» **STATED EXERCISE A**
From the case summary, reproduce the passage that begins with the words containing "(27208; 2000 SCC" and ends with "and Binnie, JJ.".
» **STATED EXERCISE B**
Decide whether each statement agrees with the case summary. Answer yes or no and quote the words of the case summary that settle it.
(i) The plaintiffs asked for a permanent injunction.
(ii) The counterclaim was decided in favor of the defendants.
(iii) The decision is dated December 15, 2000.
» **STATED EXERCISE C**
Turn the paragraph of the case summary that opens "Plaintiffs sued for patent infringement" into a short list that keeps its main facts.

» **TEXT SEGMENT**
Camco Inc. and General Electric Company (appellants) v. Whirlpool Corporation and Inglis Limited (respondents)

(27208; 2000 SCC 67)

Indexed As: Whirlpool Corp. et al. v. Camco Inc. et al.

Supreme Court of Canada

L’Heureux-Dubé, Gonthier, McLachlin, Iacobucci, Major, Bastarache and Binnie, JJ.

December 15, 2000.

Summary:

Plaintiffs sued for patent infringement, seeking damages, profits, declarations that their patents were valid and a permanent injunction. The plaintiffs also sought costs, including costs of a counterclaim which was withdrawn at the last minute. The counter­claim had advanced an allegation that the plaintiffs’ actions respecting their patent rights had resulted in damage to the defend­ants.

» **PROVIDED MATERIAL**

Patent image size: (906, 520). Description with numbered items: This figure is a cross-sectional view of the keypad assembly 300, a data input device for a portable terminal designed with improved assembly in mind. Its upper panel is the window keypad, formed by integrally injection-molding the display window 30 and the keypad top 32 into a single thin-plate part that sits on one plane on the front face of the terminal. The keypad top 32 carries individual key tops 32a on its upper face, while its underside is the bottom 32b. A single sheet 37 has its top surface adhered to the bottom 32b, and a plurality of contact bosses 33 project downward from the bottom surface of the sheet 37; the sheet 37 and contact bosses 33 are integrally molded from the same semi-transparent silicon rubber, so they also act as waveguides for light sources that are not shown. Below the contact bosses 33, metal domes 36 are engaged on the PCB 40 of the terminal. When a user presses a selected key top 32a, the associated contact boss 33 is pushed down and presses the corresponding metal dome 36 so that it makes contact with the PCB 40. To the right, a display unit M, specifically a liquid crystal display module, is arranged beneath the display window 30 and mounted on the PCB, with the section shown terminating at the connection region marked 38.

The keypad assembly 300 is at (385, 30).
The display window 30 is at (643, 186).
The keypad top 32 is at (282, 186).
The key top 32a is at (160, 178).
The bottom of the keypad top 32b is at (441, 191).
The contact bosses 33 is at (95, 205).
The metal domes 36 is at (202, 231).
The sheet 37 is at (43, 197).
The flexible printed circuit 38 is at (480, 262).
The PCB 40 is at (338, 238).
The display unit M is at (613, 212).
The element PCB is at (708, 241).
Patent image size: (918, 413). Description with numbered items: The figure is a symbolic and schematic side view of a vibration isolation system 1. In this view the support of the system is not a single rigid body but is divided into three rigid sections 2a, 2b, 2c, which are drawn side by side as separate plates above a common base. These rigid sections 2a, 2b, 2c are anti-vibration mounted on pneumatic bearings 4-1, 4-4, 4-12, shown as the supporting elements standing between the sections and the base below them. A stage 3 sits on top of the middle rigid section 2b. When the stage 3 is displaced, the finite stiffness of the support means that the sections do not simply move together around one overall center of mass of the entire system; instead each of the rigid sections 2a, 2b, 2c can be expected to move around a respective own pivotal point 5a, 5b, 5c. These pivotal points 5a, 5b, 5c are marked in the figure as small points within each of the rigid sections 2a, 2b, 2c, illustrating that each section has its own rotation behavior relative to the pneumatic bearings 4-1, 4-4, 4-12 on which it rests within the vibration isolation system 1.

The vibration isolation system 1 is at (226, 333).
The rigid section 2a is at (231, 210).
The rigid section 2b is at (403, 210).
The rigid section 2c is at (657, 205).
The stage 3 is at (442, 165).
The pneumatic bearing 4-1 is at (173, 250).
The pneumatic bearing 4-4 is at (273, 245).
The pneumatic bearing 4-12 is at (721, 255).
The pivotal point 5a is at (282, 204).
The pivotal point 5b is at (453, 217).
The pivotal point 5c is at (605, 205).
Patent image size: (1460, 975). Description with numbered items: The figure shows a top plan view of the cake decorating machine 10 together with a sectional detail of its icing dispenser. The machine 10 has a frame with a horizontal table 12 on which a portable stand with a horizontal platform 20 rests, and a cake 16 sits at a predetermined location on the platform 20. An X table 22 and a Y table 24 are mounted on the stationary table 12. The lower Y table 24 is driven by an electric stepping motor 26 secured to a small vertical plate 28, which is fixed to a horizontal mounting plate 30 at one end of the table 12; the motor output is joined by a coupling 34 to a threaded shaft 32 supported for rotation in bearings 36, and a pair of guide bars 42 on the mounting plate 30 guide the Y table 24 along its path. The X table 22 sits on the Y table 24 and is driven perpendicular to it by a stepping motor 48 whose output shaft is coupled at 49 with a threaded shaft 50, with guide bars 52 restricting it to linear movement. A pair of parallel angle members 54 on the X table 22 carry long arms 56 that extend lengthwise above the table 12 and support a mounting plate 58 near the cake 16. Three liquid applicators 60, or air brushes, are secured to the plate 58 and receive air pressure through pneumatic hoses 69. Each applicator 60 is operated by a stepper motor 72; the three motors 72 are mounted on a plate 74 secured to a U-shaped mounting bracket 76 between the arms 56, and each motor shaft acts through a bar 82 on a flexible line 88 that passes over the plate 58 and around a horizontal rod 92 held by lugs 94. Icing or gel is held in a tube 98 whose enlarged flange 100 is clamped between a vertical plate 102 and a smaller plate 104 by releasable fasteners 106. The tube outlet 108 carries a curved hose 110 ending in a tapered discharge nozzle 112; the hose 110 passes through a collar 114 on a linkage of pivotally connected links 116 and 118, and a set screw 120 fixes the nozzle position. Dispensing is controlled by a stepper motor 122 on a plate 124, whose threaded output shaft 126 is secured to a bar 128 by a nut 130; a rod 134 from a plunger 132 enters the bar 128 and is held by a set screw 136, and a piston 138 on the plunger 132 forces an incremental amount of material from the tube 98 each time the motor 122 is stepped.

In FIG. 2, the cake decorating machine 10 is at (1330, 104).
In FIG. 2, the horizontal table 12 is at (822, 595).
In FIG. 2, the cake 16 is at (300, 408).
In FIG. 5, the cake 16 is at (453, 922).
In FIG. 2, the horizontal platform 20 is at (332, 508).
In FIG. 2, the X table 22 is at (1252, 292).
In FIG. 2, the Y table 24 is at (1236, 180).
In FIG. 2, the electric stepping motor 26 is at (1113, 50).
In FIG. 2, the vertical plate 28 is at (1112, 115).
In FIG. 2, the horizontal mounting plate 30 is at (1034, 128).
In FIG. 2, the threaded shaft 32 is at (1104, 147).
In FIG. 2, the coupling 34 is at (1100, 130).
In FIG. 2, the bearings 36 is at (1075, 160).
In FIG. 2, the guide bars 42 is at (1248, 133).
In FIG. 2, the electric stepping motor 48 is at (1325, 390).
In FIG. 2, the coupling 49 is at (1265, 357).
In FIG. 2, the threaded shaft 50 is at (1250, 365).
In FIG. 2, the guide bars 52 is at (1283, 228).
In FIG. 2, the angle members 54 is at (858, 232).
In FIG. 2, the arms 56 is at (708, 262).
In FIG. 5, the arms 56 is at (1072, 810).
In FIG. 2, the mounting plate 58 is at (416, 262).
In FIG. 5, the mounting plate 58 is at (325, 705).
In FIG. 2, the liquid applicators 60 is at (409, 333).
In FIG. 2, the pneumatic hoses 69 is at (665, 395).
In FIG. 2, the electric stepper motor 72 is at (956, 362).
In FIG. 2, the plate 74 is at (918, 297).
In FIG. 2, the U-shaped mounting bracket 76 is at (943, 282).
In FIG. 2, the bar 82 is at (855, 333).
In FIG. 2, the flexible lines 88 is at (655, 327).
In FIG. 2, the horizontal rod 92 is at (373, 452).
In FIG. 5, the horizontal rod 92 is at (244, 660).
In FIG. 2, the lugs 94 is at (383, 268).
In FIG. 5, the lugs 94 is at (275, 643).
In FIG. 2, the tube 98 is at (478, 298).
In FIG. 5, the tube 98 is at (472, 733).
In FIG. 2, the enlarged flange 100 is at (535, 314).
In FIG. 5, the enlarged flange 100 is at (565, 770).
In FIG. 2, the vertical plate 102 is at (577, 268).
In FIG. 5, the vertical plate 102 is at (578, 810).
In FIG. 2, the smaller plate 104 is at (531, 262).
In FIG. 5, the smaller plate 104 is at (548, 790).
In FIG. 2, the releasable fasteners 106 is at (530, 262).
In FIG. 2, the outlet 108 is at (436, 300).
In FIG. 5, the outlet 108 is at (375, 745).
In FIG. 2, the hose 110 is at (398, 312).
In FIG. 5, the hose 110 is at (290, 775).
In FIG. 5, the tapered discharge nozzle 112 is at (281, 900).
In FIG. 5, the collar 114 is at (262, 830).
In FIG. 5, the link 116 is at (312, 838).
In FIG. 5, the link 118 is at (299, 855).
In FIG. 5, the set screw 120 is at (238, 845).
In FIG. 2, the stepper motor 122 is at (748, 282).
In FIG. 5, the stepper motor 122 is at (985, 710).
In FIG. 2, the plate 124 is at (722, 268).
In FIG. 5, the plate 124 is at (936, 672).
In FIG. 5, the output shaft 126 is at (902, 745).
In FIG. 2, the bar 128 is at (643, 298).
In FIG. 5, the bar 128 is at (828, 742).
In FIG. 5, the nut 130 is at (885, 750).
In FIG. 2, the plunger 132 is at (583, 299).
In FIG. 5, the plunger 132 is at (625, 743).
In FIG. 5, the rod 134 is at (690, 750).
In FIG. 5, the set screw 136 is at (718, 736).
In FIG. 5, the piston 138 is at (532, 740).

» **FULL OUTPUT A**
(27208; 2000 SCC 67)

Indexed As: Whirlpool Corp. et al. v. Camco Inc. et al.

Supreme Court of Canada

L’Heureux-Dubé, Gonthier, McLachlin, Iacobucci, Major, Bastarache and Binnie, JJ.

» **FULL OUTPUT B**
(i) Yes: "seeking damages, profits, declarations that their patents were valid and a permanent injunction"
(ii) No: "a counterclaim which was withdrawn at the last minute"
(iii) Yes: "December 15, 2000."

» **FULL OUTPUT C**
- The plaintiffs sued for patent infringement.
- They sought damages, profits, declarations that their patents were valid, and a permanent injunction.
- They also sought costs, including the costs of a counterclaim that was withdrawn at the last minute.
- The counterclaim had alleged that the plaintiffs' actions regarding their patent rights had caused damage to the defendants.